◆ **Problem to solve**: Write out the data again in full, exactly as it reads.

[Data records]
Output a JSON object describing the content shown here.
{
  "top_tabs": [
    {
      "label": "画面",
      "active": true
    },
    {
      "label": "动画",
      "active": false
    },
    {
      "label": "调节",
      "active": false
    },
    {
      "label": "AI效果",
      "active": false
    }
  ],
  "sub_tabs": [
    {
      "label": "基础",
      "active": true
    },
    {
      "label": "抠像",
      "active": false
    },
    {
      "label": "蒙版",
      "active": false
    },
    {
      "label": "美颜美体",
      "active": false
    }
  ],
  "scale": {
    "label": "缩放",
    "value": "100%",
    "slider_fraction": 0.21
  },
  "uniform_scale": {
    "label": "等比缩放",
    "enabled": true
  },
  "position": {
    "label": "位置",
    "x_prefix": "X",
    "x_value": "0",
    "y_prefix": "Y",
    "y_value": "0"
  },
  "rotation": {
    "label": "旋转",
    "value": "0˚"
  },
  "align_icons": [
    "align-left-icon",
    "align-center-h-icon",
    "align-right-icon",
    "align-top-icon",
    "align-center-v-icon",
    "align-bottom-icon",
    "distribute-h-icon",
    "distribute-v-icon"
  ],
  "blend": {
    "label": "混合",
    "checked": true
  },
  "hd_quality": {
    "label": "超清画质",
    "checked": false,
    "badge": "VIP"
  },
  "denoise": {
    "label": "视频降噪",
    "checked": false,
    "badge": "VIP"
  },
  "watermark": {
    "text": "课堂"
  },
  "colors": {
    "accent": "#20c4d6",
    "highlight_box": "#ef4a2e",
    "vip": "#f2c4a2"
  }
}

◆ **Written response**:
Output a JSON object describing the content shown here.
{
  "top_tabs": [
    {
      "label": "画面",
      "active": true
    },
    {
      "label": "动画",
      "active": false
    },
    {
      "label": "调节",
      "active": false
    },
    {
      "label": "AI效果",
      "active": false
    }
  ],
  "sub_tabs": [
    {
      "label": "基础",
      "active": true
    },
    {
      "label": "抠像",
      "active": false
    },
    {
      "label": "蒙版",
      "active": false
    },
    {
      "label": "美颜美体",
      "active": false
    }
  ],
  "scale": {
    "label": "缩放",
    "value": "100%",
    "slider_fraction": 0.21
  },
  "uniform_scale": {
    "label": "等比缩放",
    "enabled": true
  },
  "position": {
    "label": "位置",
    "x_prefix": "X",
    "x_value": "0",
    "y_prefix": "Y",
    "y_value": "0"
  },
  "rotation": {
    "label": "旋转",
    "value": "0˚"
  },
  "align_icons": [
    "align-left-icon",
    "align-center-h-icon",
    "align-right-icon",
    "align-top-icon",
    "align-center-v-icon",
    "align-bottom-icon",
    "distribute-h-icon",
    "distribute-v-icon"
  ],
  "blend": {
    "label": "混合",
    "checked": true
  },
  "hd_quality": {
    "label": "超清画质",
    "checked": false,
    "badge": "VIP"
  },
  "denoise": {
    "label": "视频降噪",
    "checked": false,
    "badge": "VIP"
  },
  "watermark": {
    "text": "课堂"
  },
  "colors": {
    "accent": "#20c4d6",
    "highlight_box": "#ef4a2e",
    "vip": "#f2c4a2"
  }
}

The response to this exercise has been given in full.